● **WORK TO COMPLETE**
Reproduce every entry in the listing without alteration.

# START OF ENTRIES PROVIDED

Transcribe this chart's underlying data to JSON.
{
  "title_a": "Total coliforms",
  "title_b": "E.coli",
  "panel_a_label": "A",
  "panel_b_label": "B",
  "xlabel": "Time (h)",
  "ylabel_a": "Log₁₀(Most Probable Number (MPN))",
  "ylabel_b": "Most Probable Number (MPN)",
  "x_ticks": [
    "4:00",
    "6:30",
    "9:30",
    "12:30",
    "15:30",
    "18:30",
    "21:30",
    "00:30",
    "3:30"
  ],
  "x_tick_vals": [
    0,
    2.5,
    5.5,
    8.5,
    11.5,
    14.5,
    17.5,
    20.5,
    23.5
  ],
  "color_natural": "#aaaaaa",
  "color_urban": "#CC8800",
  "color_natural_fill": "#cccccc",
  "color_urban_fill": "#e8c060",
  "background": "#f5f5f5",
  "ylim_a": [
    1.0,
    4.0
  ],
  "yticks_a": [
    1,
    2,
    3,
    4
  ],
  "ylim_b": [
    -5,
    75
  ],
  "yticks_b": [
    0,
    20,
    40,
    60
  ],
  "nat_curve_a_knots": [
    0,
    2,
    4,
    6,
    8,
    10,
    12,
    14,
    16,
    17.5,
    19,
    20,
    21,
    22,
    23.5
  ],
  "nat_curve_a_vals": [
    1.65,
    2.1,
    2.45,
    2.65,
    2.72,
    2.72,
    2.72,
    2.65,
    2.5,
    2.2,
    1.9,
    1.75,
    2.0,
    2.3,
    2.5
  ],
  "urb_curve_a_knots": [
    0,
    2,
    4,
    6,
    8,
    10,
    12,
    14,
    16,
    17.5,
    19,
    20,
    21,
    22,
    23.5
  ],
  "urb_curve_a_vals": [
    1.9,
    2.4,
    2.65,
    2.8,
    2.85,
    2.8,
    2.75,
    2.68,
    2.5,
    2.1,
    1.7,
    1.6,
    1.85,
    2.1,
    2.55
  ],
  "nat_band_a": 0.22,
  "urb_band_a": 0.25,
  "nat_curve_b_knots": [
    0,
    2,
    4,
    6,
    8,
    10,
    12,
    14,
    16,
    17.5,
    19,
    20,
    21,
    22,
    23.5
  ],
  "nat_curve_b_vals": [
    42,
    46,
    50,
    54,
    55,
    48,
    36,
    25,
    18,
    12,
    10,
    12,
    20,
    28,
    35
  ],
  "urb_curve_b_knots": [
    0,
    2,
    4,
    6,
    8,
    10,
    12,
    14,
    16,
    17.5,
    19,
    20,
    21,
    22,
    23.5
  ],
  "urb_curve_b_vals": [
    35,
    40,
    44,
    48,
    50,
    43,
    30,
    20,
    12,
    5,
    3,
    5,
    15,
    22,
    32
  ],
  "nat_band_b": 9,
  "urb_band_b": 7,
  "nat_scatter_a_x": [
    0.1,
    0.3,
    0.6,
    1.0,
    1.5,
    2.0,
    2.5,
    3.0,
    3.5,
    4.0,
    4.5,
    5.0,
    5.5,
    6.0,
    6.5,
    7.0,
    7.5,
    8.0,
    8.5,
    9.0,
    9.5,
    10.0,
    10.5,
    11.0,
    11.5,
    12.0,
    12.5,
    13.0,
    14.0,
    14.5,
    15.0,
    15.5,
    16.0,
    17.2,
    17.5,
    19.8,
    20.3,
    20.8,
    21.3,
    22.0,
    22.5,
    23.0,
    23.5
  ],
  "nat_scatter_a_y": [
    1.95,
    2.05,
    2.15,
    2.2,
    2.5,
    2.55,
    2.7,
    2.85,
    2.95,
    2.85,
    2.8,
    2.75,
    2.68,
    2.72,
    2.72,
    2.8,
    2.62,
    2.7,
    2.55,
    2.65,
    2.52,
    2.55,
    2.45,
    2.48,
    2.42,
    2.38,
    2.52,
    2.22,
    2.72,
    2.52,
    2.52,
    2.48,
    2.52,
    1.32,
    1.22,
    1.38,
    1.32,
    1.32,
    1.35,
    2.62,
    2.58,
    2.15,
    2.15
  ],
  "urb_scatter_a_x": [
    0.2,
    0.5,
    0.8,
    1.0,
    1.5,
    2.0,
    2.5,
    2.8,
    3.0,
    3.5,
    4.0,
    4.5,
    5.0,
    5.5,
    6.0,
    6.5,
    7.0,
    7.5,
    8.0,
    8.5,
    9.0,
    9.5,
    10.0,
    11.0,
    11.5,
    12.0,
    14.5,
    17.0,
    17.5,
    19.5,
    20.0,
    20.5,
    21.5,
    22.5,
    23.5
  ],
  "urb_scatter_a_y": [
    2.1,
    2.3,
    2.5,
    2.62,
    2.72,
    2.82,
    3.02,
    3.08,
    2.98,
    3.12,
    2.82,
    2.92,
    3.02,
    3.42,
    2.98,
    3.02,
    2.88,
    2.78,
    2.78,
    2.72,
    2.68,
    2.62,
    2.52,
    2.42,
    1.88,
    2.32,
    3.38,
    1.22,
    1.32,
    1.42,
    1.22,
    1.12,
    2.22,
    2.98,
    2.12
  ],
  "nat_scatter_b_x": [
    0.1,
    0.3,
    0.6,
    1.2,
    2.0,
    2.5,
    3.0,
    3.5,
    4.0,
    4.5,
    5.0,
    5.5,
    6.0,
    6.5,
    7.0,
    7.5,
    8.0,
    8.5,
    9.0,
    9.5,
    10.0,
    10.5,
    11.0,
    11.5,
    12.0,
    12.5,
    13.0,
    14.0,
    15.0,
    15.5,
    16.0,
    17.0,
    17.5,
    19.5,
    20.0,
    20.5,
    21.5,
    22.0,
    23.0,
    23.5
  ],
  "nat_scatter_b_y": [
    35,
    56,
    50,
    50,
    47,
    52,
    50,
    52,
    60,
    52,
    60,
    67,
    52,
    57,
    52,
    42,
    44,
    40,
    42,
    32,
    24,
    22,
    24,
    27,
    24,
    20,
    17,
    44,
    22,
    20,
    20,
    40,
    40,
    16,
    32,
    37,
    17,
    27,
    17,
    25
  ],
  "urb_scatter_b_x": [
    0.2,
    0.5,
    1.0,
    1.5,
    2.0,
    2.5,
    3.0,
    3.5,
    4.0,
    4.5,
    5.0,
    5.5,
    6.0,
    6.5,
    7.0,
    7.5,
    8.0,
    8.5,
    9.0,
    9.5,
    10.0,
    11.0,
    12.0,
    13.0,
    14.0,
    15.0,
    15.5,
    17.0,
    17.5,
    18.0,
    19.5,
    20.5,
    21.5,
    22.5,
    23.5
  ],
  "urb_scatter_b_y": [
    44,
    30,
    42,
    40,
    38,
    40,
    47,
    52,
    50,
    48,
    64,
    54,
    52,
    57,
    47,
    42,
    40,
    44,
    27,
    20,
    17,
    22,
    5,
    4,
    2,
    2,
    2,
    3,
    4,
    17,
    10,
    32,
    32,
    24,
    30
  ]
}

# END OF ENTRIES PROVIDED

● **COMPLETED EXERCISE**
Transcribe this chart's underlying data to JSON.
{
  "title_a": "Total coliforms",
  "title_b": "E.coli",
  "panel_a_label": "A",
  "panel_b_label": "B",
  "xlabel": "Time (h)",
  "ylabel_a": "Log₁₀(Most Probable Number (MPN))",
  "ylabel_b": "Most Probable Number (MPN)",
  "x_ticks": [
    "4:00",
    "6:30",
    "9:30",
    "12:30",
    "15:30",
    "18:30",
    "21:30",
    "00:30",
    "3:30"
  ],
  "x_tick_vals": [
    0,
    2.5,
    5.5,
    8.5,
    11.5,
    14.5,
    17.5,
    20.5,
    23.5
  ],
  "color_natural": "#aaaaaa",
  "color_urban": "#CC8800",
  "color_natural_fill": "#cccccc",
  "color_urban_fill": "#e8c060",
  "background": "#f5f5f5",
  "ylim_a": [
    1.0,
    4.0
  ],
  "yticks_a": [
    1,
    2,
    3,
    4
  ],
  "ylim_b": [
    -5,
    75
  ],
  "yticks_b": [
    0,
    20,
    40,
    60
  ],
  "nat_curve_a_knots": [
    0,
    2,
    4,
    6,
    8,
    10,
    12,
    14,
    16,
    17.5,
    19,
    20,
    21,
    22,
    23.5
  ],
  "nat_curve_a_vals": [
    1.65,
    2.1,
    2.45,
    2.65,
    2.72,
    2.72,
    2.72,
    2.65,
    2.5,
    2.2,
    1.9,
    1.75,
    2.0,
    2.3,
    2.5
  ],
  "urb_curve_a_knots": [
    0,
    2,
    4,
    6,
    8,
    10,
    12,
    14,
    16,
    17.5,
    19,
    20,
    21,
    22,
    23.5
  ],
  "urb_curve_a_vals": [
    1.9,
    2.4,
    2.65,
    2.8,
    2.85,
    2.8,
    2.75,
    2.68,
    2.5,
    2.1,
    1.7,
    1.6,
    1.85,
    2.1,
    2.55
  ],
  "nat_band_a": 0.22,
  "urb_band_a": 0.25,
  "nat_curve_b_knots": [
    0,
    2,
    4,
    6,
    8,
    10,
    12,
    14,
    16,
    17.5,
    19,
    20,
    21,
    22,
    23.5
  ],
  "nat_curve_b_vals": [
    42,
    46,
    50,
    54,
    55,
    48,
    36,
    25,
    18,
    12,
    10,
    12,
    20,
    28,
    35
  ],
  "urb_curve_b_knots": [
    0,
    2,
    4,
    6,
    8,
    10,
    12,
    14,
    16,
    17.5,
    19,
    20,
    21,
    22,
    23.5
  ],
  "urb_curve_b_vals": [
    35,
    40,
    44,
    48,
    50,
    43,
    30,
    20,
    12,
    5,
    3,
    5,
    15,
    22,
    32
  ],
  "nat_band_b": 9,
  "urb_band_b": 7,
  "nat_scatter_a_x": [
    0.1,
    0.3,
    0.6,
    1.0,
    1.5,
    2.0,
    2.5,
    3.0,
    3.5,
    4.0,
    4.5,
    5.0,
    5.5,
    6.0,
    6.5,
    7.0,
    7.5,
    8.0,
    8.5,
    9.0,
    9.5,
    10.0,
    10.5,
    11.0,
    11.5,
    12.0,
    12.5,
    13.0,
    14.0,
    14.5,
    15.0,
    15.5,
    16.0,
    17.2,
    17.5,
    19.8,
    20.3,
    20.8,
    21.3,
    22.0,
    22.5,
    23.0,
    23.5
  ],
  "nat_scatter_a_y": [
    1.95,
    2.05,
    2.15,
    2.2,
    2.5,
    2.55,
    2.7,
    2.85,
    2.95,
    2.85,
    2.8,
    2.75,
    2.68,
    2.72,
    2.72,
    2.8,
    2.62,
    2.7,
    2.55,
    2.65,
    2.52,
    2.55,
    2.45,
    2.48,
    2.42,
    2.38,
    2.52,
    2.22,
    2.72,
    2.52,
    2.52,
    2.48,
    2.52,
    1.32,
    1.22,
    1.38,
    1.32,
    1.32,
    1.35,
    2.62,
    2.58,
    2.15,
    2.15
  ],
  "urb_scatter_a_x": [
    0.2,
    0.5,
    0.8,
    1.0,
    1.5,
    2.0,
    2.5,
    2.8,
    3.0,
    3.5,
    4.0,
    4.5,
    5.0,
    5.5,
    6.0,
    6.5,
    7.0,
    7.5,
    8.0,
    8.5,
    9.0,
    9.5,
    10.0,
    11.0,
    11.5,
    12.0,
    14.5,
    17.0,
    17.5,
    19.5,
    20.0,
    20.5,
    21.5,
    22.5,
    23.5
  ],
  "urb_scatter_a_y": [
    2.1,
    2.3,
    2.5,
    2.62,
    2.72,
    2.82,
    3.02,
    3.08,
    2.98,
    3.12,
    2.82,
    2.92,
    3.02,
    3.42,
    2.98,
    3.02,
    2.88,
    2.78,
    2.78,
    2.72,
    2.68,
    2.62,
    2.52,
    2.42,
    1.88,
    2.32,
    3.38,
    1.22,
    1.32,
    1.42,
    1.22,
    1.12,
    2.22,
    2.98,
    2.12
  ],
  "nat_scatter_b_x": [
    0.1,
    0.3,
    0.6,
    1.2,
    2.0,
    2.5,
    3.0,
    3.5,
    4.0,
    4.5,
    5.0,
    5.5,
    6.0,
    6.5,
    7.0,
    7.5,
    8.0,
    8.5,
    9.0,
    9.5,
    10.0,
    10.5,
    11.0,
    11.5,
    12.0,
    12.5,
    13.0,
    14.0,
    15.0,
    15.5,
    16.0,
    17.0,
    17.5,
    19.5,
    20.0,
    20.5,
    21.5,
    22.0,
    23.0,
    23.5
  ],
  "nat_scatter_b_y": [
    35,
    56,
    50,
    50,
    47,
    52,
    50,
    52,
    60,
    52,
    60,
    67,
    52,
    57,
    52,
    42,
    44,
    40,
    42,
    32,
    24,
    22,
    24,
    27,
    24,
    20,
    17,
    44,
    22,
    20,
    20,
    40,
    40,
    16,
    32,
    37,
    17,
    27,
    17,
    25
  ],
  "urb_scatter_b_x": [
    0.2,
    0.5,
    1.0,
    1.5,
    2.0,
    2.5,
    3.0,
    3.5,
    4.0,
    4.5,
    5.0,
    5.5,
    6.0,
    6.5,
    7.0,
    7.5,
    8.0,
    8.5,
    9.0,
    9.5,
    10.0,
    11.0,
    12.0,
    13.0,
    14.0,
    15.0,
    15.5,
    17.0,
    17.5,
    18.0,
    19.5,
    20.5,
    21.5,
    22.5,
    23.5
  ],
  "urb_scatter_b_y": [
    44,
    30,
    42,
    40,
    38,
    40,
    47,
    52,
    50,
    48,
    64,
    54,
    52,
    57,
    47,
    42,
    40,
    44,
    27,
    20,
    17,
    22,
    5,
    4,
    2,
    2,
    2,
    3,
    4,
    17,
    10,
    32,
    32,
    24,
    30
  ]
}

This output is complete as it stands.